--- EXERCISE INPUT ---

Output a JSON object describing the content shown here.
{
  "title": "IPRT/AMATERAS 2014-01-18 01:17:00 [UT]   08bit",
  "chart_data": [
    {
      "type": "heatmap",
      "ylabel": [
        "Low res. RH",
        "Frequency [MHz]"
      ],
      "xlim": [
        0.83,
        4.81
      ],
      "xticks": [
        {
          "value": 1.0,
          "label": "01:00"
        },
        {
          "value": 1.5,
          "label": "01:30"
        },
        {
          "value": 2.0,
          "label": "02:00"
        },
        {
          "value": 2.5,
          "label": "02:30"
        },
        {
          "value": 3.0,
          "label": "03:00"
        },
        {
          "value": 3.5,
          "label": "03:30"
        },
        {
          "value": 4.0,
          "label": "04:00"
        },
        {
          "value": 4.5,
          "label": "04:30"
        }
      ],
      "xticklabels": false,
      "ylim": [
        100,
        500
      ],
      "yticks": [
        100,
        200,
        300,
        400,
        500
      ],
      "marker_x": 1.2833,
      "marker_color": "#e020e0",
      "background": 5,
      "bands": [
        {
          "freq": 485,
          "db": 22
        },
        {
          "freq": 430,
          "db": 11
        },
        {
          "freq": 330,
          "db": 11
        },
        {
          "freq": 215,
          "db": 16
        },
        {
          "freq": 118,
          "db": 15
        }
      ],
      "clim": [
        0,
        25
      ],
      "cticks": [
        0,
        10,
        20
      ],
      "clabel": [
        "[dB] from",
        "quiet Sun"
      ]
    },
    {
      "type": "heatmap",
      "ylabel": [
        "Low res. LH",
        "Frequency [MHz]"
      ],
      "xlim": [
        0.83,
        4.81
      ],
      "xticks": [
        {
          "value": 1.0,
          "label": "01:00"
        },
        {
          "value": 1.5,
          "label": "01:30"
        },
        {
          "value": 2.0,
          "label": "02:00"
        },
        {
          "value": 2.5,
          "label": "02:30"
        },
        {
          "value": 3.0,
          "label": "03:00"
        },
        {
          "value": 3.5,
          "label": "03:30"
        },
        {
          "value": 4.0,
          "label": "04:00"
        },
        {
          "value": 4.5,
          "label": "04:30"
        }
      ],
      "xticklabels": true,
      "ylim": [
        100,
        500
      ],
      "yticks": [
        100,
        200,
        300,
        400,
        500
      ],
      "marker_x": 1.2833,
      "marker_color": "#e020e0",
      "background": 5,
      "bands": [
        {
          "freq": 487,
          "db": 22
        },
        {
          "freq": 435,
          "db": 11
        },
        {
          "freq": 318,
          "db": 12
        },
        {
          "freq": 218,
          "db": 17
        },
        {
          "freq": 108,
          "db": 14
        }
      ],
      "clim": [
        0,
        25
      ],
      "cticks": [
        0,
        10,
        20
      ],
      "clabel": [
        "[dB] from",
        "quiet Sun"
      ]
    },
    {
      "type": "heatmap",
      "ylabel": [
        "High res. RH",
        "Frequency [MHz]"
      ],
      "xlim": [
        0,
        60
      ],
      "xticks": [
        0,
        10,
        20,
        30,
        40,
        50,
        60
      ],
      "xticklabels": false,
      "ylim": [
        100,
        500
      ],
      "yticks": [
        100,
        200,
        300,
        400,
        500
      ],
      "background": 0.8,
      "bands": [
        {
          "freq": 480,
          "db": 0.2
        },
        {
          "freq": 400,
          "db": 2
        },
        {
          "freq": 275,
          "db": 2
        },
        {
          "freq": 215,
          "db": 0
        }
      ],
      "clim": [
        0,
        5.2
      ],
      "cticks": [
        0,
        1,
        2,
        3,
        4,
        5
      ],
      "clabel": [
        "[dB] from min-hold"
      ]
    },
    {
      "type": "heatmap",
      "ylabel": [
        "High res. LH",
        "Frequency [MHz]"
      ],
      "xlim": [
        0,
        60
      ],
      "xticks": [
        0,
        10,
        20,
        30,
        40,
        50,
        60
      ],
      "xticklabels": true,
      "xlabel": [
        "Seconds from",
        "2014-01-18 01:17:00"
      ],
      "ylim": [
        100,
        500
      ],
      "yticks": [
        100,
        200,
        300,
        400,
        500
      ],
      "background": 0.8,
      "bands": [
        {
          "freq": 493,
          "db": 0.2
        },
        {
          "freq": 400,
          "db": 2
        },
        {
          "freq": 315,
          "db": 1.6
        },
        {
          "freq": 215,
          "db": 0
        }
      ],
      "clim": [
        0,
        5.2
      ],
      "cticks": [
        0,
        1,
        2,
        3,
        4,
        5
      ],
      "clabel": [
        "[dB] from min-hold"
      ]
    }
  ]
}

---

#### [YOUR GOAL]
Print every entry exactly as it appears.

#### [RESPONSE TO THE EXERCISE]
Output a JSON object describing the content shown here.
{
  "title": "IPRT/AMATERAS 2014-01-18 01:17:00 [UT]   08bit",
  "chart_data": [
    {
      "type": "heatmap",
      "ylabel": [
        "Low res. RH",
        "Frequency [MHz]"
      ],
      "xlim": [
        0.83,
        4.81
      ],
      "xticks": [
        {
          "value": 1.0,
          "label": "01:00"
        },
        {
          "value": 1.5,
          "label": "01:30"
        },
        {
          "value": 2.0,
          "label": "02:00"
        },
        {
          "value": 2.5,
          "label": "02:30"
        },
        {
          "value": 3.0,
          "label": "03:00"
        },
        {
          "value": 3.5,
          "label": "03:30"
        },
        {
          "value": 4.0,
          "label": "04:00"
        },
        {
          "value": 4.5,
          "label": "04:30"
        }
      ],
      "xticklabels": false,
      "ylim": [
        100,
        500
      ],
      "yticks": [
        100,
        200,
        300,
        400,
        500
      ],
      "marker_x": 1.2833,
      "marker_color": "#e020e0",
      "background": 5,
      "bands": [
        {
          "freq": 485,
          "db": 22
        },
        {
          "freq": 430,
          "db": 11
        },
        {
          "freq": 330,
          "db": 11
        },
        {
          "freq": 215,
          "db": 16
        },
        {
          "freq": 118,
          "db": 15
        }
      ],
      "clim": [
        0,
        25
      ],
      "cticks": [
        0,
        10,
        20
      ],
      "clabel": [
        "[dB] from",
        "quiet Sun"
      ]
    },
    {
      "type": "heatmap",
      "ylabel": [
        "Low res. LH",
        "Frequency [MHz]"
      ],
      "xlim": [
        0.83,
        4.81
      ],
      "xticks": [
        {
          "value": 1.0,
          "label": "01:00"
        },
        {
          "value": 1.5,
          "label": "01:30"
        },
        {
          "value": 2.0,
          "label": "02:00"
        },
        {
          "value": 2.5,
          "label": "02:30"
        },
        {
          "value": 3.0,
          "label": "03:00"
        },
        {
          "value": 3.5,
          "label": "03:30"
        },
        {
          "value": 4.0,
          "label": "04:00"
        },
        {
          "value": 4.5,
          "label": "04:30"
        }
      ],
      "xticklabels": true,
      "ylim": [
        100,
        500
      ],
      "yticks": [
        100,
        200,
        300,
        400,
        500
      ],
      "marker_x": 1.2833,
      "marker_color": "#e020e0",
      "background": 5,
      "bands": [
        {
          "freq": 487,
          "db": 22
        },
        {
          "freq": 435,
          "db": 11
        },
        {
          "freq": 318,
          "db": 12
        },
        {
          "freq": 218,
          "db": 17
        },
        {
          "freq": 108,
          "db": 14
        }
      ],
      "clim": [
        0,
        25
      ],
      "cticks": [
        0,
        10,
        20
      ],
      "clabel": [
        "[dB] from",
        "quiet Sun"
      ]
    },
    {
      "type": "heatmap",
      "ylabel": [
        "High res. RH",
        "Frequency [MHz]"
      ],
      "xlim": [
        0,
        60
      ],
      "xticks": [
        0,
        10,
        20,
        30,
        40,
        50,
        60
      ],
      "xticklabels": false,
      "ylim": [
        100,
        500
      ],
      "yticks": [
        100,
        200,
        300,
        400,
        500
      ],
      "background": 0.8,
      "bands": [
        {
          "freq": 480,
          "db": 0.2
        },
        {
          "freq": 400,
          "db": 2
        },
        {
          "freq": 275,
          "db": 2
        },
        {
          "freq": 215,
          "db": 0
        }
      ],
      "clim": [
        0,
        5.2
      ],
      "cticks": [
        0,
        1,
        2,
        3,
        4,
        5
      ],
      "clabel": [
        "[dB] from min-hold"
      ]
    },
    {
      "type": "heatmap",
      "ylabel": [
        "High res. LH",
        "Frequency [MHz]"
      ],
      "xlim": [
        0,
        60
      ],
      "xticks": [
        0,
        10,
        20,
        30,
        40,
        50,
        60
      ],
      "xticklabels": true,
      "xlabel": [
        "Seconds from",
        "2014-01-18 01:17:00"
      ],
      "ylim": [
        100,
        500
      ],
      "yticks": [
        100,
        200,
        300,
        400,
        500
      ],
      "background": 0.8,
      "bands": [
        {
          "freq": 493,
          "db": 0.2
        },
        {
          "freq": 400,
          "db": 2
        },
        {
          "freq": 315,
          "db": 1.6
        },
        {
          "freq": 215,
          "db": 0
        }
      ],
      "clim": [
        0,
        5.2
      ],
      "cticks": [
        0,
        1,
        2,
        3,
        4,
        5
      ],
      "clabel": [
        "[dB] from min-hold"
      ]
    }
  ]
}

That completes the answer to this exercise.